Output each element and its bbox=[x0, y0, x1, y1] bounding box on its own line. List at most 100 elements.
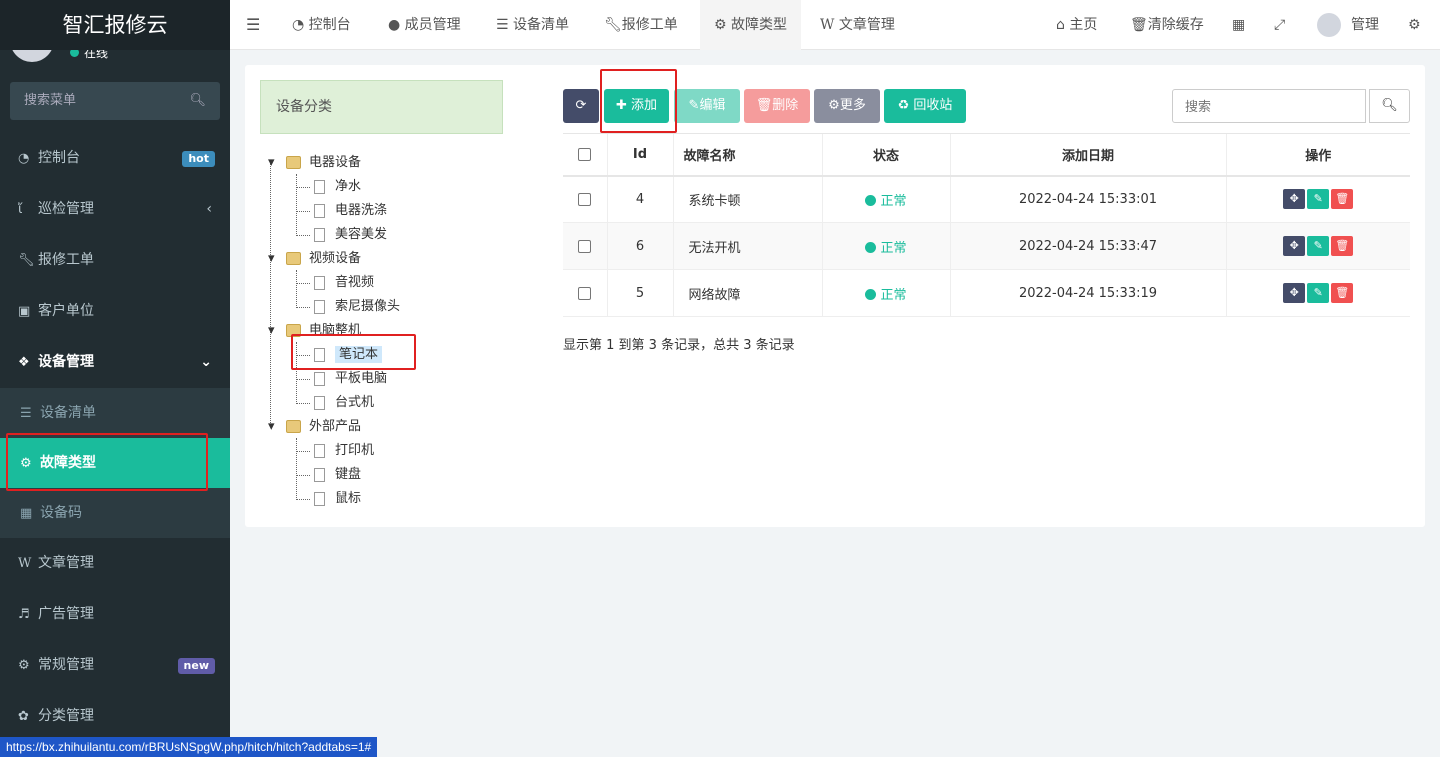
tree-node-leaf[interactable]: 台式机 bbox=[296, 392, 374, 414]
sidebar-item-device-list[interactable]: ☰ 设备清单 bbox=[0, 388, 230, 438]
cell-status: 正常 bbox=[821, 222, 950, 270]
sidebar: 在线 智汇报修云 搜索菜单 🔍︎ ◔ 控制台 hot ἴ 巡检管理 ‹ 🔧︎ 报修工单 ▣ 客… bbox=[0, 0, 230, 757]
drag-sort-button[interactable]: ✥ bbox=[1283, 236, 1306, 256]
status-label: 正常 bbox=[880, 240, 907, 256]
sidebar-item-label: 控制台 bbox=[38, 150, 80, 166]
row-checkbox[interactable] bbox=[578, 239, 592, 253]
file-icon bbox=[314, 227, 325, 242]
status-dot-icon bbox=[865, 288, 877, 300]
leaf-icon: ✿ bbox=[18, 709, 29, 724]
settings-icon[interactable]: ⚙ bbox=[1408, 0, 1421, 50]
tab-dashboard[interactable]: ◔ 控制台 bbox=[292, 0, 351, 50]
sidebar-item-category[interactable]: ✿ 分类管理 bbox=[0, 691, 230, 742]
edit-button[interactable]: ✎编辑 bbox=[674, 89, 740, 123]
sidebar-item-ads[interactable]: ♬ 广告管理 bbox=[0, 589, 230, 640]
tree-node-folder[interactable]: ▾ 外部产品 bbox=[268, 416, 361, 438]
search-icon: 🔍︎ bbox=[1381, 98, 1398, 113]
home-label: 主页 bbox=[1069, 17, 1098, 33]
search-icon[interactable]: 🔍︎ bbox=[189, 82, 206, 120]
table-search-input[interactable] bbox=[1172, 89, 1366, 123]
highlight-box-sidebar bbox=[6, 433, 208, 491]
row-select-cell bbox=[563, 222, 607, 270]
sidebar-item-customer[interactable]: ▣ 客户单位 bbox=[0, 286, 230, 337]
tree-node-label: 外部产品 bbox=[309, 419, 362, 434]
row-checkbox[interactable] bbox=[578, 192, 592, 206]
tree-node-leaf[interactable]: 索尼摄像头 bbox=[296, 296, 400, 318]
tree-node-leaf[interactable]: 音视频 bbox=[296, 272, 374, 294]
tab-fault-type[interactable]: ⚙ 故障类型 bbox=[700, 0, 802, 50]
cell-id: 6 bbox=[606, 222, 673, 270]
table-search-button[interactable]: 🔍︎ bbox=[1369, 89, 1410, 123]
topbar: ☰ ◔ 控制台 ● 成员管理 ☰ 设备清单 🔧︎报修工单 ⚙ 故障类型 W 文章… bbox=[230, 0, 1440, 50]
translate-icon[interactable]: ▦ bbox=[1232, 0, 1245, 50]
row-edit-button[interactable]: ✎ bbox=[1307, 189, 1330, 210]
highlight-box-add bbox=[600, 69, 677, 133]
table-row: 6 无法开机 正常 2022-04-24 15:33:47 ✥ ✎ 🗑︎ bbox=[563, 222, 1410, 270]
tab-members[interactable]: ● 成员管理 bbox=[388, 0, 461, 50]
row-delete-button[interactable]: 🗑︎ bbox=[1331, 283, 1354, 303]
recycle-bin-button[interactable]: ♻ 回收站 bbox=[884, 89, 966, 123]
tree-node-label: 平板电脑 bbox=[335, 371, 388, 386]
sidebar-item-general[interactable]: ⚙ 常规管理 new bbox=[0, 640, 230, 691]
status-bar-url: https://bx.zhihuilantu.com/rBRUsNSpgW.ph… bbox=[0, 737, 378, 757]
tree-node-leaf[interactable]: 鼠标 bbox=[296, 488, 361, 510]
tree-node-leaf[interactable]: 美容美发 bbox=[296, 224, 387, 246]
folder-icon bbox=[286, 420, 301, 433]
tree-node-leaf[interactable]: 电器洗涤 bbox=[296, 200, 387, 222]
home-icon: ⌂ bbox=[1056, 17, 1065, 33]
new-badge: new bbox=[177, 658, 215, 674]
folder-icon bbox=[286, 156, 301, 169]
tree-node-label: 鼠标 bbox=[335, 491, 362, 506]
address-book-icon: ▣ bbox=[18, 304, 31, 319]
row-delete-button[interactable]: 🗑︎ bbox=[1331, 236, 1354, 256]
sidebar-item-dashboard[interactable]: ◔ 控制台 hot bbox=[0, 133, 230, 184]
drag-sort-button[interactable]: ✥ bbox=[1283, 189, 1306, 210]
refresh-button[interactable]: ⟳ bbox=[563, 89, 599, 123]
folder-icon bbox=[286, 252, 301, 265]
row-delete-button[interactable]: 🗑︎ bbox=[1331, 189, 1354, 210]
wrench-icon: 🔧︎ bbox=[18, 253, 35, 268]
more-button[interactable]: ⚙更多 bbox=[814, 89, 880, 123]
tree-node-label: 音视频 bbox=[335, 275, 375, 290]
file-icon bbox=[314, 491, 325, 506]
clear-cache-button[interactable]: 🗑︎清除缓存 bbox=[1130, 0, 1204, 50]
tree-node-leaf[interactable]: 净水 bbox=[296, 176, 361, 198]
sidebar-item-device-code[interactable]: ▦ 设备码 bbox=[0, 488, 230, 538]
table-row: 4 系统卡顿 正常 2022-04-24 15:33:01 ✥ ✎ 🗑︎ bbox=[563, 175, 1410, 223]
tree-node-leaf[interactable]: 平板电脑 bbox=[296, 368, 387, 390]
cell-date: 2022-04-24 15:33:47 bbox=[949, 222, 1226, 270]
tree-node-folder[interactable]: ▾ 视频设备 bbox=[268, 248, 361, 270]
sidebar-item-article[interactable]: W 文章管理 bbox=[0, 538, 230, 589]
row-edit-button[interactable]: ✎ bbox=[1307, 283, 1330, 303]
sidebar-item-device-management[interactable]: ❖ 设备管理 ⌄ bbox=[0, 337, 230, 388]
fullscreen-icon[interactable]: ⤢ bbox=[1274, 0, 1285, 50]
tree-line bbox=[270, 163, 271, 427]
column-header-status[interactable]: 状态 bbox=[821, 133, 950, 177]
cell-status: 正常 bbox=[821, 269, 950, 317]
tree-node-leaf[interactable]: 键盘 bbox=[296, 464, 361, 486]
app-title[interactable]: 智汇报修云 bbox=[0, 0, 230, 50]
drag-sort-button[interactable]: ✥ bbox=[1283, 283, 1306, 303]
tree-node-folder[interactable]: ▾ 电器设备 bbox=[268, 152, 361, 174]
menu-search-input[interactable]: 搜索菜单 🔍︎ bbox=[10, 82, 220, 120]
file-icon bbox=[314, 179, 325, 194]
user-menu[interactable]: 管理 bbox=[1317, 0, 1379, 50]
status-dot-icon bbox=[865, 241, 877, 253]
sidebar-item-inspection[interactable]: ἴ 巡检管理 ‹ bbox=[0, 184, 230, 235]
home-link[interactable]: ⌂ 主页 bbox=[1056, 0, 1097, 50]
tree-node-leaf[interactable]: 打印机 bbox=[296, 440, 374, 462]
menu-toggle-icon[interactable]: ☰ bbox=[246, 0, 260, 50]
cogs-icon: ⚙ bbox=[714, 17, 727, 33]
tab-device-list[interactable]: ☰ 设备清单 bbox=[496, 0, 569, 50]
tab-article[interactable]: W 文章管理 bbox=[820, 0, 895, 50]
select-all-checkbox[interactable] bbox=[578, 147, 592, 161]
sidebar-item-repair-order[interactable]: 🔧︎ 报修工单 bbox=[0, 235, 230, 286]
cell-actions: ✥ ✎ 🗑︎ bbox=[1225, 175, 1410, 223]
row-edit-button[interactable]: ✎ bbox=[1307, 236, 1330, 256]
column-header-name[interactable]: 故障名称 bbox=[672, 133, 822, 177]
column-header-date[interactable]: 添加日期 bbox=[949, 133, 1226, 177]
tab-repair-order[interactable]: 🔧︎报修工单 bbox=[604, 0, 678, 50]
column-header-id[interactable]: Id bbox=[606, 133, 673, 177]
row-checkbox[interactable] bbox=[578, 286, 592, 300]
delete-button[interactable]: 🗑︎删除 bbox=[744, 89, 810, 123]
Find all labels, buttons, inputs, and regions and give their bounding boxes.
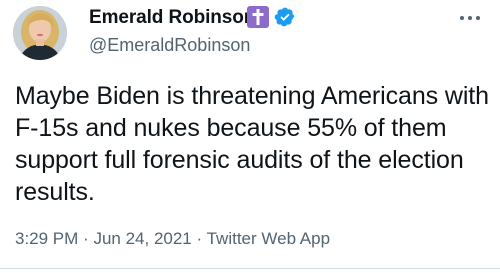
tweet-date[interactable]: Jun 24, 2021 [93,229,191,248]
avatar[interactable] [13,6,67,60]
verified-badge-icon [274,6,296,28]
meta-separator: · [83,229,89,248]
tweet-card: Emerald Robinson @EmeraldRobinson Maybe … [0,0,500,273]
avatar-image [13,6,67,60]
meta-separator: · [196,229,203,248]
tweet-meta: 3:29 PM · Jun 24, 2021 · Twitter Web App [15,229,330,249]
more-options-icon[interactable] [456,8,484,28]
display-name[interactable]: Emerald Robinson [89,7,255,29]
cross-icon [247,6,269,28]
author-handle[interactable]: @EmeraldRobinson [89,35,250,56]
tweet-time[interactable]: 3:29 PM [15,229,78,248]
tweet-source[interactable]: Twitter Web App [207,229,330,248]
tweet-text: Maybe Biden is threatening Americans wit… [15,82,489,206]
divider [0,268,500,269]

· · ·

- _GIVEN INSTRUCTION_: Reproduce the listing lines from the line containing "tweet-date[interactable]: Jun 24, 2021" through the final line of the listing, including both of those lines.

- _REPLY TO THE EXERCISE_:
tweet-date[interactable]: Jun 24, 2021 [93,229,191,248]
avatar[interactable] [13,6,67,60]
verified-badge-icon [274,6,296,28]
meta-separator: · [83,229,89,248]
tweet-card: Emerald Robinson @EmeraldRobinson Maybe … [0,0,500,273]
avatar-image [13,6,67,60]
meta-separator: · [196,229,203,248]
tweet-meta: 3:29 PM · Jun 24, 2021 · Twitter Web App [15,229,330,249]
more-options-icon[interactable] [456,8,484,28]
display-name[interactable]: Emerald Robinson [89,7,255,29]
cross-icon [247,6,269,28]
author-handle[interactable]: @EmeraldRobinson [89,35,250,56]
tweet-time[interactable]: 3:29 PM [15,229,78,248]
tweet-source[interactable]: Twitter Web App [207,229,330,248]
tweet-text: Maybe Biden is threatening Americans wit… [15,82,489,206]
divider [0,268,500,269]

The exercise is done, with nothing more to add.